Start RECORDS FOR THIS TASK

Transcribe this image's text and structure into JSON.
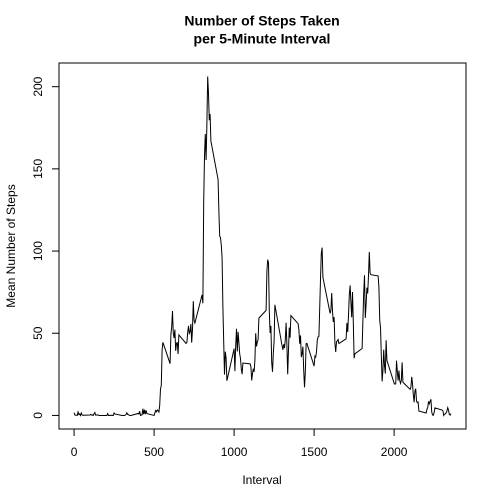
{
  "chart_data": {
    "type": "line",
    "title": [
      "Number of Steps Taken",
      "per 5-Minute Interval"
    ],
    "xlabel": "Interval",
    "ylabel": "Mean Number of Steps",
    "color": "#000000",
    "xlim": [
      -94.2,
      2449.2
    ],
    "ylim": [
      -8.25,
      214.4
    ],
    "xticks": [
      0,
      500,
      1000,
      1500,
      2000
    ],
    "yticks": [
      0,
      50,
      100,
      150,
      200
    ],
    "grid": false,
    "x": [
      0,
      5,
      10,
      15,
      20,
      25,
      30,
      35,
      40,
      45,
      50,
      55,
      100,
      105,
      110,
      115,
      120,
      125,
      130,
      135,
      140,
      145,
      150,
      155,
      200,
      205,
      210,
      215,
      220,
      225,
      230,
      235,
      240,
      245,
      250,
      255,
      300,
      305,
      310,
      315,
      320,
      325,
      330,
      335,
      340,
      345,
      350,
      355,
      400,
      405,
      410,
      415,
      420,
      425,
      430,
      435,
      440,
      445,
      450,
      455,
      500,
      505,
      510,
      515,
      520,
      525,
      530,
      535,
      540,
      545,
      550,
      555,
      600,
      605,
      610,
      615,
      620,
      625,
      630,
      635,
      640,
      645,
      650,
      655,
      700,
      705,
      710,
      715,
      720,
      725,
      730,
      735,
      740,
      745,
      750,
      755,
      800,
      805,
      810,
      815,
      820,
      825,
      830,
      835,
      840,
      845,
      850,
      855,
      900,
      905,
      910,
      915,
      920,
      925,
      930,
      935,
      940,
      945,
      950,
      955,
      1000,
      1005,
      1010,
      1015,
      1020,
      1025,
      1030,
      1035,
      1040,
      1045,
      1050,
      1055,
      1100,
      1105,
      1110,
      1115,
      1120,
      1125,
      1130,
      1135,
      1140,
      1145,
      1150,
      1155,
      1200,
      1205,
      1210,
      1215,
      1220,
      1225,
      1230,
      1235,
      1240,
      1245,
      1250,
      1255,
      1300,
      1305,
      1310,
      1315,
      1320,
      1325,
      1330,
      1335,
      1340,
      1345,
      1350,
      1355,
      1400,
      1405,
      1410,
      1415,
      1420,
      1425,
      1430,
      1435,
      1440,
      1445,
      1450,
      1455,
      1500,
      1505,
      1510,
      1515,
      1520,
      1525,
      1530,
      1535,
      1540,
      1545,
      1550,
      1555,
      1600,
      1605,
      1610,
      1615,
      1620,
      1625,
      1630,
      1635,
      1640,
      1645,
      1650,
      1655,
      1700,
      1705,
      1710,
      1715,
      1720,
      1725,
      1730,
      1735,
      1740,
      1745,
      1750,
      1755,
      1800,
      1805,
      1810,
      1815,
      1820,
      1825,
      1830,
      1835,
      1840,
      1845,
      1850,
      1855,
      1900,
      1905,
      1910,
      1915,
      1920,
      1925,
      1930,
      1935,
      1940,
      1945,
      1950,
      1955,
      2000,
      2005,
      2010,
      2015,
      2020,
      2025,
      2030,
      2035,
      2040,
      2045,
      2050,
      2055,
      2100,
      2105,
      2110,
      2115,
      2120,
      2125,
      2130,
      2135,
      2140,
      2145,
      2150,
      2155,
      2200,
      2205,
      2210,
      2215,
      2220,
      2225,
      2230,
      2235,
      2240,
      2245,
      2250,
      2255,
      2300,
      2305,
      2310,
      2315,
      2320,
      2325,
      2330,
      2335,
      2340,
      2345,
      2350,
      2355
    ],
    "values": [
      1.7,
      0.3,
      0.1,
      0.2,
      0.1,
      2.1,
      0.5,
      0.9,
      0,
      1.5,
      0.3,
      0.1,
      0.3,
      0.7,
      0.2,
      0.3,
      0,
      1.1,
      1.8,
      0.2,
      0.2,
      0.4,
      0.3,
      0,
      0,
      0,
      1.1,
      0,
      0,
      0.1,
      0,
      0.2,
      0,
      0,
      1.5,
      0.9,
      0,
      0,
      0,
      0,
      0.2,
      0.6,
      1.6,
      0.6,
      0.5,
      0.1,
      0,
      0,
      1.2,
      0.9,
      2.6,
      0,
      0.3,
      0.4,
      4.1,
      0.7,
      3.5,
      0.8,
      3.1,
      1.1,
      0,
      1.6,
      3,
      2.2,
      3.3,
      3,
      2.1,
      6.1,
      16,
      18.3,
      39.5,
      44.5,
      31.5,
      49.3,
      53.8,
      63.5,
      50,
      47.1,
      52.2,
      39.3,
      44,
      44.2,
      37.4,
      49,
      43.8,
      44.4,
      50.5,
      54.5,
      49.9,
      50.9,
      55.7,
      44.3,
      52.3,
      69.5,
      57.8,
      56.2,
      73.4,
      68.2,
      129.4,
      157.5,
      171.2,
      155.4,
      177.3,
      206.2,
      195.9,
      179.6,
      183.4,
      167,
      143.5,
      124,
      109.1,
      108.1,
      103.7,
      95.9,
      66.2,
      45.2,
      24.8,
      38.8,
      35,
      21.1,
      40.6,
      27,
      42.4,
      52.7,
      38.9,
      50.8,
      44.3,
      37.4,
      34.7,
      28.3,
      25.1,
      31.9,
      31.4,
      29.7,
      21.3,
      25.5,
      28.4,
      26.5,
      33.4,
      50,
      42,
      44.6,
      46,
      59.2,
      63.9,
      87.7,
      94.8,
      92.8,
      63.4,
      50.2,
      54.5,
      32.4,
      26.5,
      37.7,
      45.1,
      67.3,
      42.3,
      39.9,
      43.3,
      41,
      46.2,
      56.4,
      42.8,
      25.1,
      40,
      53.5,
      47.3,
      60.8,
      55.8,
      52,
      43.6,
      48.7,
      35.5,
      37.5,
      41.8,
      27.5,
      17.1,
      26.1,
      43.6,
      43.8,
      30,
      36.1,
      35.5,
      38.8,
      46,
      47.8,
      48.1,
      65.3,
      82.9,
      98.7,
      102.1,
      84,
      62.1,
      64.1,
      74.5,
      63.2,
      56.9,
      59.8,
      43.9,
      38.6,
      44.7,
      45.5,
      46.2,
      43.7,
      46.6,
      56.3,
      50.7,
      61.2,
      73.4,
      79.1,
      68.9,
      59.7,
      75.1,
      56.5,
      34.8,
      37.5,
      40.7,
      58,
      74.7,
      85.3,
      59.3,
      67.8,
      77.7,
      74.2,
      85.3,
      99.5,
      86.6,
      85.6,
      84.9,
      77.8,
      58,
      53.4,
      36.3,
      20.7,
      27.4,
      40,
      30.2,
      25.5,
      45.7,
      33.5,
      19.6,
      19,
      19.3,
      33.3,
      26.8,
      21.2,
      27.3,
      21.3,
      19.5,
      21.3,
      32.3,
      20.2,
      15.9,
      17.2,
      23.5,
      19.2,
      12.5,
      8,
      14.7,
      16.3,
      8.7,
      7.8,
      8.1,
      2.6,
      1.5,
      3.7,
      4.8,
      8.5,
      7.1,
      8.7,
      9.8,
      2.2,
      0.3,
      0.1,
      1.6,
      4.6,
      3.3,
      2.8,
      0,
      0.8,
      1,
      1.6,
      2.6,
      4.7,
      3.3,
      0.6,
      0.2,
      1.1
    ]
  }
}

End RECORDS FOR THIS TASK

▶ GOAL
Make an exact copy of all entries above, dropping the images.

▶ SOLUTION
Transcribe this image's text and structure into JSON.
{
  "chart_data": {
    "type": "line",
    "title": [
      "Number of Steps Taken",
      "per 5-Minute Interval"
    ],
    "xlabel": "Interval",
    "ylabel": "Mean Number of Steps",
    "color": "#000000",
    "xlim": [
      -94.2,
      2449.2
    ],
    "ylim": [
      -8.25,
      214.4
    ],
    "xticks": [
      0,
      500,
      1000,
      1500,
      2000
    ],
    "yticks": [
      0,
      50,
      100,
      150,
      200
    ],
    "grid": false,
    "x": [
      0,
      5,
      10,
      15,
      20,
      25,
      30,
      35,
      40,
      45,
      50,
      55,
      100,
      105,
      110,
      115,
      120,
      125,
      130,
      135,
      140,
      145,
      150,
      155,
      200,
      205,
      210,
      215,
      220,
      225,
      230,
      235,
      240,
      245,
      250,
      255,
      300,
      305,
      310,
      315,
      320,
      325,
      330,
      335,
      340,
      345,
      350,
      355,
      400,
      405,
      410,
      415,
      420,
      425,
      430,
      435,
      440,
      445,
      450,
      455,
      500,
      505,
      510,
      515,
      520,
      525,
      530,
      535,
      540,
      545,
      550,
      555,
      600,
      605,
      610,
      615,
      620,
      625,
      630,
      635,
      640,
      645,
      650,
      655,
      700,
      705,
      710,
      715,
      720,
      725,
      730,
      735,
      740,
      745,
      750,
      755,
      800,
      805,
      810,
      815,
      820,
      825,
      830,
      835,
      840,
      845,
      850,
      855,
      900,
      905,
      910,
      915,
      920,
      925,
      930,
      935,
      940,
      945,
      950,
      955,
      1000,
      1005,
      1010,
      1015,
      1020,
      1025,
      1030,
      1035,
      1040,
      1045,
      1050,
      1055,
      1100,
      1105,
      1110,
      1115,
      1120,
      1125,
      1130,
      1135,
      1140,
      1145,
      1150,
      1155,
      1200,
      1205,
      1210,
      1215,
      1220,
      1225,
      1230,
      1235,
      1240,
      1245,
      1250,
      1255,
      1300,
      1305,
      1310,
      1315,
      1320,
      1325,
      1330,
      1335,
      1340,
      1345,
      1350,
      1355,
      1400,
      1405,
      1410,
      1415,
      1420,
      1425,
      1430,
      1435,
      1440,
      1445,
      1450,
      1455,
      1500,
      1505,
      1510,
      1515,
      1520,
      1525,
      1530,
      1535,
      1540,
      1545,
      1550,
      1555,
      1600,
      1605,
      1610,
      1615,
      1620,
      1625,
      1630,
      1635,
      1640,
      1645,
      1650,
      1655,
      1700,
      1705,
      1710,
      1715,
      1720,
      1725,
      1730,
      1735,
      1740,
      1745,
      1750,
      1755,
      1800,
      1805,
      1810,
      1815,
      1820,
      1825,
      1830,
      1835,
      1840,
      1845,
      1850,
      1855,
      1900,
      1905,
      1910,
      1915,
      1920,
      1925,
      1930,
      1935,
      1940,
      1945,
      1950,
      1955,
      2000,
      2005,
      2010,
      2015,
      2020,
      2025,
      2030,
      2035,
      2040,
      2045,
      2050,
      2055,
      2100,
      2105,
      2110,
      2115,
      2120,
      2125,
      2130,
      2135,
      2140,
      2145,
      2150,
      2155,
      2200,
      2205,
      2210,
      2215,
      2220,
      2225,
      2230,
      2235,
      2240,
      2245,
      2250,
      2255,
      2300,
      2305,
      2310,
      2315,
      2320,
      2325,
      2330,
      2335,
      2340,
      2345,
      2350,
      2355
    ],
    "values": [
      1.7,
      0.3,
      0.1,
      0.2,
      0.1,
      2.1,
      0.5,
      0.9,
      0,
      1.5,
      0.3,
      0.1,
      0.3,
      0.7,
      0.2,
      0.3,
      0,
      1.1,
      1.8,
      0.2,
      0.2,
      0.4,
      0.3,
      0,
      0,
      0,
      1.1,
      0,
      0,
      0.1,
      0,
      0.2,
      0,
      0,
      1.5,
      0.9,
      0,
      0,
      0,
      0,
      0.2,
      0.6,
      1.6,
      0.6,
      0.5,
      0.1,
      0,
      0,
      1.2,
      0.9,
      2.6,
      0,
      0.3,
      0.4,
      4.1,
      0.7,
      3.5,
      0.8,
      3.1,
      1.1,
      0,
      1.6,
      3,
      2.2,
      3.3,
      3,
      2.1,
      6.1,
      16,
      18.3,
      39.5,
      44.5,
      31.5,
      49.3,
      53.8,
      63.5,
      50,
      47.1,
      52.2,
      39.3,
      44,
      44.2,
      37.4,
      49,
      43.8,
      44.4,
      50.5,
      54.5,
      49.9,
      50.9,
      55.7,
      44.3,
      52.3,
      69.5,
      57.8,
      56.2,
      73.4,
      68.2,
      129.4,
      157.5,
      171.2,
      155.4,
      177.3,
      206.2,
      195.9,
      179.6,
      183.4,
      167,
      143.5,
      124,
      109.1,
      108.1,
      103.7,
      95.9,
      66.2,
      45.2,
      24.8,
      38.8,
      35,
      21.1,
      40.6,
      27,
      42.4,
      52.7,
      38.9,
      50.8,
      44.3,
      37.4,
      34.7,
      28.3,
      25.1,
      31.9,
      31.4,
      29.7,
      21.3,
      25.5,
      28.4,
      26.5,
      33.4,
      50,
      42,
      44.6,
      46,
      59.2,
      63.9,
      87.7,
      94.8,
      92.8,
      63.4,
      50.2,
      54.5,
      32.4,
      26.5,
      37.7,
      45.1,
      67.3,
      42.3,
      39.9,
      43.3,
      41,
      46.2,
      56.4,
      42.8,
      25.1,
      40,
      53.5,
      47.3,
      60.8,
      55.8,
      52,
      43.6,
      48.7,
      35.5,
      37.5,
      41.8,
      27.5,
      17.1,
      26.1,
      43.6,
      43.8,
      30,
      36.1,
      35.5,
      38.8,
      46,
      47.8,
      48.1,
      65.3,
      82.9,
      98.7,
      102.1,
      84,
      62.1,
      64.1,
      74.5,
      63.2,
      56.9,
      59.8,
      43.9,
      38.6,
      44.7,
      45.5,
      46.2,
      43.7,
      46.6,
      56.3,
      50.7,
      61.2,
      73.4,
      79.1,
      68.9,
      59.7,
      75.1,
      56.5,
      34.8,
      37.5,
      40.7,
      58,
      74.7,
      85.3,
      59.3,
      67.8,
      77.7,
      74.2,
      85.3,
      99.5,
      86.6,
      85.6,
      84.9,
      77.8,
      58,
      53.4,
      36.3,
      20.7,
      27.4,
      40,
      30.2,
      25.5,
      45.7,
      33.5,
      19.6,
      19,
      19.3,
      33.3,
      26.8,
      21.2,
      27.3,
      21.3,
      19.5,
      21.3,
      32.3,
      20.2,
      15.9,
      17.2,
      23.5,
      19.2,
      12.5,
      8,
      14.7,
      16.3,
      8.7,
      7.8,
      8.1,
      2.6,
      1.5,
      3.7,
      4.8,
      8.5,
      7.1,
      8.7,
      9.8,
      2.2,
      0.3,
      0.1,
      1.6,
      4.6,
      3.3,
      2.8,
      0,
      0.8,
      1,
      1.6,
      2.6,
      4.7,
      3.3,
      0.6,
      0.2,
      1.1
    ]
  }
}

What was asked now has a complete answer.